DESCRIPTION OF THE TASK:
Report the number of lines in the entries below that include the word "Incertitude", and nothing else.

* START MATERIAL FOR THE TASK *

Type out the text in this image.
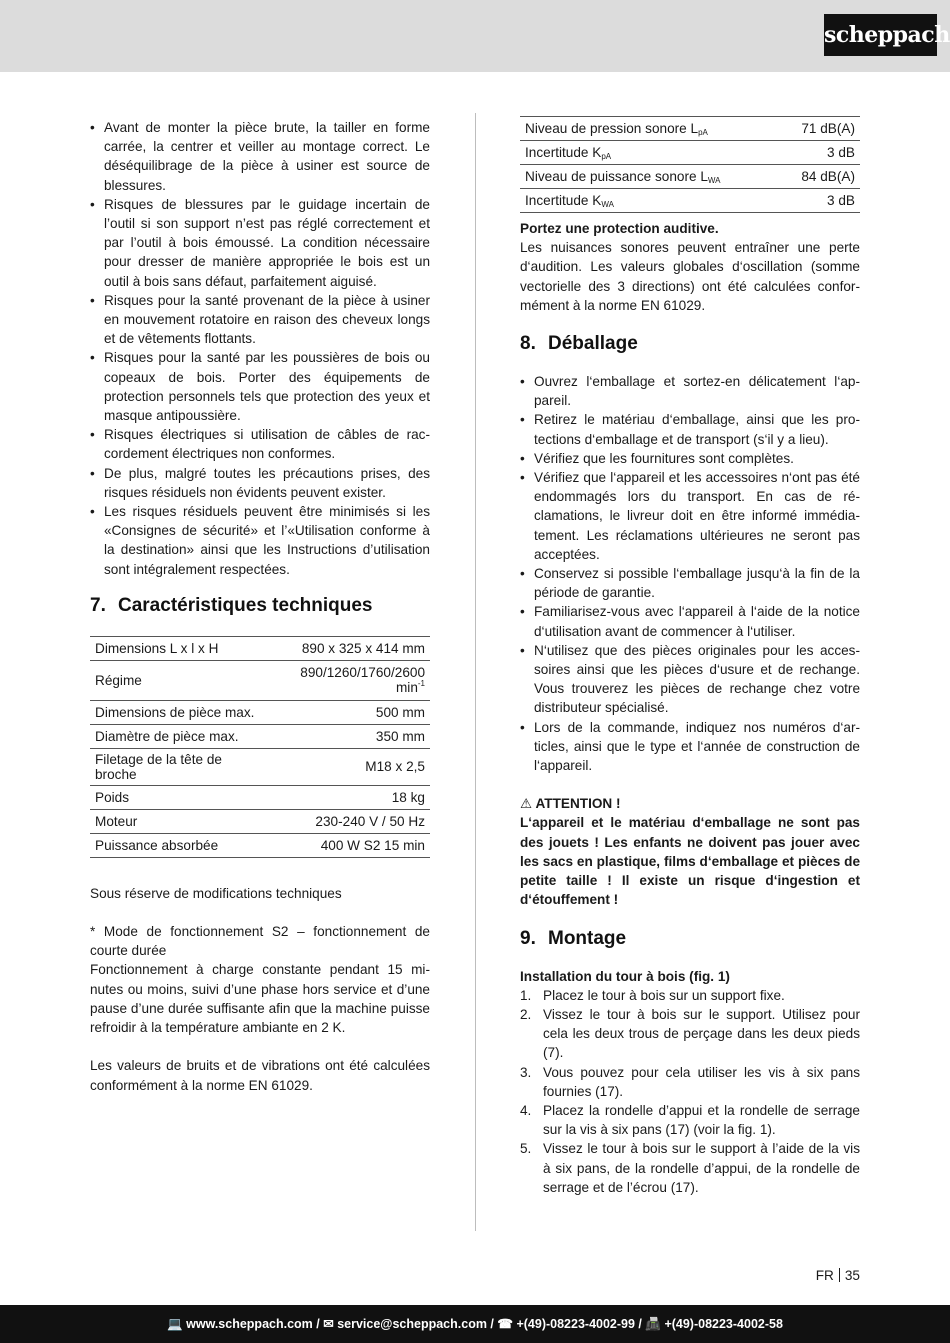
scheppach
• Avant de monter la pièce brute, la tailler en forme carrée, la centrer et veiller au montage correct. Le déséquilibrage de la pièce à usiner est source de blessures.
• Risques de blessures par le guidage incertain de l’outil si son support n’est pas réglé correctement et par l’outil à bois émoussé. La condition nécessaire pour dresser de manière appropriée le bois est un outil à bois sans défaut, parfaitement aiguisé.
• Risques pour la santé provenant de la pièce à usiner en mouvement rotatoire en raison des cheveux longs et de vêtements flottants.
• Risques pour la santé par les poussières de bois ou copeaux de bois. Porter des équipements de protection personnels tels que protection des yeux et masque antipoussière.
• Risques électriques si utilisation de câbles de raccordement électriques non conformes.
• De plus, malgré toutes les précautions prises, des risques résiduels non évidents peuvent exister.
• Les risques résiduels peuvent être minimisés si les «Consignes de sécurité» et l’«Utilisation conforme à la destination» ainsi que les Instructions d’utilisation sont intégralement respectées.
7. Caractéristiques techniques
Dimensions L x l x H	890 x 325 x 414 mm
Régime	890/1260/1760/2600
$\min^{-1}$
Dimensions de pièce max.	500 mm
Diamètre de pièce max.	350 mm
Filetage de la tête de broche	M18 x 2,5
Poids	18 kg
Moteur	230-240 V / 50 Hz
Puissance absorbée	400 W S2 15 min

Sous réserve de modifications techniques

* Mode de fonctionnement S2 – fonctionnement de courte durée

Fonctionnement à charge constante pendant 15 minutes ou moins, suivi d’une phase hors service et d’une pause d’une durée suffisante afin que la machine puisse refroidir à la température ambiante en 2 K.

Les valeurs de bruits et de vibrations ont été calculées conformément à la norme EN 61029.

Niveau de pression sonore $L_{pA}$	71 dB(A)
Incertitude $K_{pA}$	3 dB
Niveau de puissance sonore $L_{WA}$	84 dB(A)
Incertitude $K_{WA}$	3 dB

Portez une protection auditive.

Les nuisances sonores peuvent entraîner une perte d‘audition. Les valeurs globales d‘oscillation (somme vectorielle des 3 directions) ont été calculées conformément à la norme EN 61029.

8. Déballage
• Ouvrez l‘emballage et sortez-en délicatement l‘appareil.
• Retirez le matériau d‘emballage, ainsi que les protections d‘emballage et de transport (s‘il y a lieu).
• Vérifiez que les fournitures sont complètes.
• Vérifiez que l‘appareil et les accessoires n‘ont pas été endommagés lors du transport. En cas de réclamations, le livreur doit en être informé immédiatement. Les réclamations ultérieures ne seront pas acceptées.
• Conservez si possible l‘emballage jusqu‘à la fin de la période de garantie.
• Familiarisez-vous avec l‘appareil à l‘aide de la notice d‘utilisation avant de commencer à l‘utiliser.
• N‘utilisez que des pièces originales pour les accessoires ainsi que les pièces d‘usure et de rechange. Vous trouverez les pièces de rechange chez votre distributeur spécialisé.
• Lors de la commande, indiquez nos numéros d‘articles, ainsi que le type et l‘année de construction de l‘appareil.

⚠ ATTENTION !

L‘appareil et le matériau d‘emballage ne sont pas des jouets ! Les enfants ne doivent pas jouer avec les sacs en plastique, films d‘emballage et pièces de petite taille ! Il existe un risque d‘ingestion et d‘étouffement !

9. Montage

Installation du tour à bois (fig. 1)

1. Placez le tour à bois sur un support fixe.
2. Vissez le tour à bois sur le support. Utilisez pour cela les deux trous de perçage dans les deux pieds (7).
3. Vous pouvez pour cela utiliser les vis à six pans fournies (17).
4. Placez la rondelle d’appui et la rondelle de serrage sur la vis à six pans (17) (voir la fig. 1).
5. Vissez le tour à bois sur le support à l’aide de la vis à six pans, de la rondelle d’appui, de la rondelle de serrage et de l’écrou (17).
FR 35
💻 www.scheppach.com / ✉ service@scheppach.com / ☎ +(49)-08223-4002-99 / 📠 +(49)-08223-4002-58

* END MATERIAL FOR THE TASK *

RESULT OF THE TASK:
2